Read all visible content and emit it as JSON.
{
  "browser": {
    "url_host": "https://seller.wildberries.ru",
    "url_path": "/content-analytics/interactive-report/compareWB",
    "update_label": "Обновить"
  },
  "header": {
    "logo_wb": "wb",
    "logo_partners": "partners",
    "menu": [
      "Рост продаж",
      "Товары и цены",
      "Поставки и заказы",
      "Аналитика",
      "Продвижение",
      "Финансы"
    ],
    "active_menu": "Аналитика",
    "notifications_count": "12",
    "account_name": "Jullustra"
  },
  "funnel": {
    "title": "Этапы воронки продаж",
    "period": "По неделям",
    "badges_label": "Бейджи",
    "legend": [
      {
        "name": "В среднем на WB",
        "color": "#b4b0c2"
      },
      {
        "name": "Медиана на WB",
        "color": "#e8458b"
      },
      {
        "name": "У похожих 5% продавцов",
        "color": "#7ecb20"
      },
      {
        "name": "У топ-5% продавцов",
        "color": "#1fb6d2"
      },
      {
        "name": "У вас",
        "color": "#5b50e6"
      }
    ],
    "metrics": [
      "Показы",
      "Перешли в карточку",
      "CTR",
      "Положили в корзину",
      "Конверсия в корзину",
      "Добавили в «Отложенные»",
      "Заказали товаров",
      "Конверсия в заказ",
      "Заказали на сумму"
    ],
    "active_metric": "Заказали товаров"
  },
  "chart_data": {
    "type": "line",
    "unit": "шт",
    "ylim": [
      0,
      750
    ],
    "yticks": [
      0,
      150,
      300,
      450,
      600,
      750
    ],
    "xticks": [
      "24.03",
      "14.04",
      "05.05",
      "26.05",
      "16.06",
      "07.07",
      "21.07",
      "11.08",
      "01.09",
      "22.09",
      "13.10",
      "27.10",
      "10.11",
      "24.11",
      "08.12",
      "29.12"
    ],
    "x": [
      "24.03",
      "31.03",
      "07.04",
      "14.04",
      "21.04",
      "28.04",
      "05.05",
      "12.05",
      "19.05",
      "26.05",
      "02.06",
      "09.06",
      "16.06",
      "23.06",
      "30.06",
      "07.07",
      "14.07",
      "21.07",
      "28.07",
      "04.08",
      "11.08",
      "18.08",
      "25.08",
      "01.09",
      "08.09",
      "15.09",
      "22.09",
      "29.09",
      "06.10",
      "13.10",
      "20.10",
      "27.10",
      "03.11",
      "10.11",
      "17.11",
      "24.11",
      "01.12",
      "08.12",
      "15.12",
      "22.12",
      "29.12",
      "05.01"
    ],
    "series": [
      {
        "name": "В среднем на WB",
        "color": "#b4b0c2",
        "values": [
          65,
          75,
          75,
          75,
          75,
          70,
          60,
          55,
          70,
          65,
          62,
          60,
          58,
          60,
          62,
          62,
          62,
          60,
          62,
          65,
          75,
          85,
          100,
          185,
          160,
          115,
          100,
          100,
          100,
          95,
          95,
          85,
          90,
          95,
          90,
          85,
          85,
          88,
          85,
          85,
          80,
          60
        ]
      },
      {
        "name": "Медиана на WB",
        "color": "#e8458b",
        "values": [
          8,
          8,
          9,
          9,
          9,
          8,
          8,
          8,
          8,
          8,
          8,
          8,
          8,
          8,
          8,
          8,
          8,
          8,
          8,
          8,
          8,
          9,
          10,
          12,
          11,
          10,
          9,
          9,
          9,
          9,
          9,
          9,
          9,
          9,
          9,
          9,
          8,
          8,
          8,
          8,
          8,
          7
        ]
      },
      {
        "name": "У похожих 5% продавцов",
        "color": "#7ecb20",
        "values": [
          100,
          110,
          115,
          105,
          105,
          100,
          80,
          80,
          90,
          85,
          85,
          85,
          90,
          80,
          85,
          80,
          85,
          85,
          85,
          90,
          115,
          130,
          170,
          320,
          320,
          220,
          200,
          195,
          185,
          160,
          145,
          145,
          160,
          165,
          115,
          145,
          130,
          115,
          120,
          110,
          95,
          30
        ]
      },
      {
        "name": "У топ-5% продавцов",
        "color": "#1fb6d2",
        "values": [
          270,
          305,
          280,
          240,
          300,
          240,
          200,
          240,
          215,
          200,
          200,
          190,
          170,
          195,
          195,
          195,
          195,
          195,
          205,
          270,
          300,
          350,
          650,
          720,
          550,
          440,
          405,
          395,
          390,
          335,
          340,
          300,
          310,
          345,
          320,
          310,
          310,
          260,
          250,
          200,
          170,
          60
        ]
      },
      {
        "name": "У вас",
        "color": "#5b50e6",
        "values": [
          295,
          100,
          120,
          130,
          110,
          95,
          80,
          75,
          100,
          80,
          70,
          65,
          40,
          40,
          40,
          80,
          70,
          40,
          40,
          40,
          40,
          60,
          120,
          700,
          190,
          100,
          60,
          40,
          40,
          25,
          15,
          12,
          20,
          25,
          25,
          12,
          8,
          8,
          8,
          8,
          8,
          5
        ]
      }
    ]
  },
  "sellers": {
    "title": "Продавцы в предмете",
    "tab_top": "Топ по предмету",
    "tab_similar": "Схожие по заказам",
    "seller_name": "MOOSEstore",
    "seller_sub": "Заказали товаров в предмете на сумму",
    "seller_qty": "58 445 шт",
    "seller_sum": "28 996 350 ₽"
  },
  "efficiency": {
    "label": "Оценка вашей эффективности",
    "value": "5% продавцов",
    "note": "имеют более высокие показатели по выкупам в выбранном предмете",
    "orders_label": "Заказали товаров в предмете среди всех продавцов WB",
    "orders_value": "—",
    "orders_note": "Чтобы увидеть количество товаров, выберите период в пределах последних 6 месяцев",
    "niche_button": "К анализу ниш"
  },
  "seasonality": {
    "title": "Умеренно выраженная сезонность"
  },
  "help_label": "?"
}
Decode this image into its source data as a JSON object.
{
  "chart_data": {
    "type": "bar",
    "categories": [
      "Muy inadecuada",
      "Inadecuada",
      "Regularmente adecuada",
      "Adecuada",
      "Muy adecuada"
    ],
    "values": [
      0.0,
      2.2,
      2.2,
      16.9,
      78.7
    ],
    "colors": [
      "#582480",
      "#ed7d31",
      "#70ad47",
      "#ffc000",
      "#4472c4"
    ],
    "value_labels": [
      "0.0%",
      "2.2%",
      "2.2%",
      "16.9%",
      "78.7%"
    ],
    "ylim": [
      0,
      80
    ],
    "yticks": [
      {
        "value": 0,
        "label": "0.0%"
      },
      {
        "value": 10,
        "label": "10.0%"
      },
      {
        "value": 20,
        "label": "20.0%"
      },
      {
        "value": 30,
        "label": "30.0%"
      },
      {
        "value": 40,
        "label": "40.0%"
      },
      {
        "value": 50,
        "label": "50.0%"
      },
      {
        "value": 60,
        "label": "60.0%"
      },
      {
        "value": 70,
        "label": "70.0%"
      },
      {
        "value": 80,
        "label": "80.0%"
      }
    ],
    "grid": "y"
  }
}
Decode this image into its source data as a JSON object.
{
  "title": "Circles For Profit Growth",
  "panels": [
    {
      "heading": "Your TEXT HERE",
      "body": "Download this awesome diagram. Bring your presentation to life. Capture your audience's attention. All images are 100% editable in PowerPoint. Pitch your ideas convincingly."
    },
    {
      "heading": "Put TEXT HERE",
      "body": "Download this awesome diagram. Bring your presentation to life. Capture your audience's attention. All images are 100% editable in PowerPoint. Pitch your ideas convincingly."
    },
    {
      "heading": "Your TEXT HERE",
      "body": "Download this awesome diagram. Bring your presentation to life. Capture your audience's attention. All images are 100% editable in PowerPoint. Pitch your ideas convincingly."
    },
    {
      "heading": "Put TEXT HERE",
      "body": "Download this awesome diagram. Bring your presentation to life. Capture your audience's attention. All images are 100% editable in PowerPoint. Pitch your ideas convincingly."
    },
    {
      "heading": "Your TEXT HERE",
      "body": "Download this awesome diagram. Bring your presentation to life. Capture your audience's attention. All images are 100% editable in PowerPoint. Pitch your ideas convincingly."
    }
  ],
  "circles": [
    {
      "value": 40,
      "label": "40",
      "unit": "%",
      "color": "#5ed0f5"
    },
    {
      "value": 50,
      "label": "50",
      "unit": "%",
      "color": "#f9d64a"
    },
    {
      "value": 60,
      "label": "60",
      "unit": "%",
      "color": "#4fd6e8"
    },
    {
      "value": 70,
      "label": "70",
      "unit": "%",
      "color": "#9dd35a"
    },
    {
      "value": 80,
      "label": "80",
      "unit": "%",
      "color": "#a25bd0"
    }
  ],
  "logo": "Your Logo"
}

● ● ● ● ●

- _TASK INSTRUCTIONS_
Each line containing the word "Заказали" counts once; report the total alone.

- _EXPECTED ANSWER_
5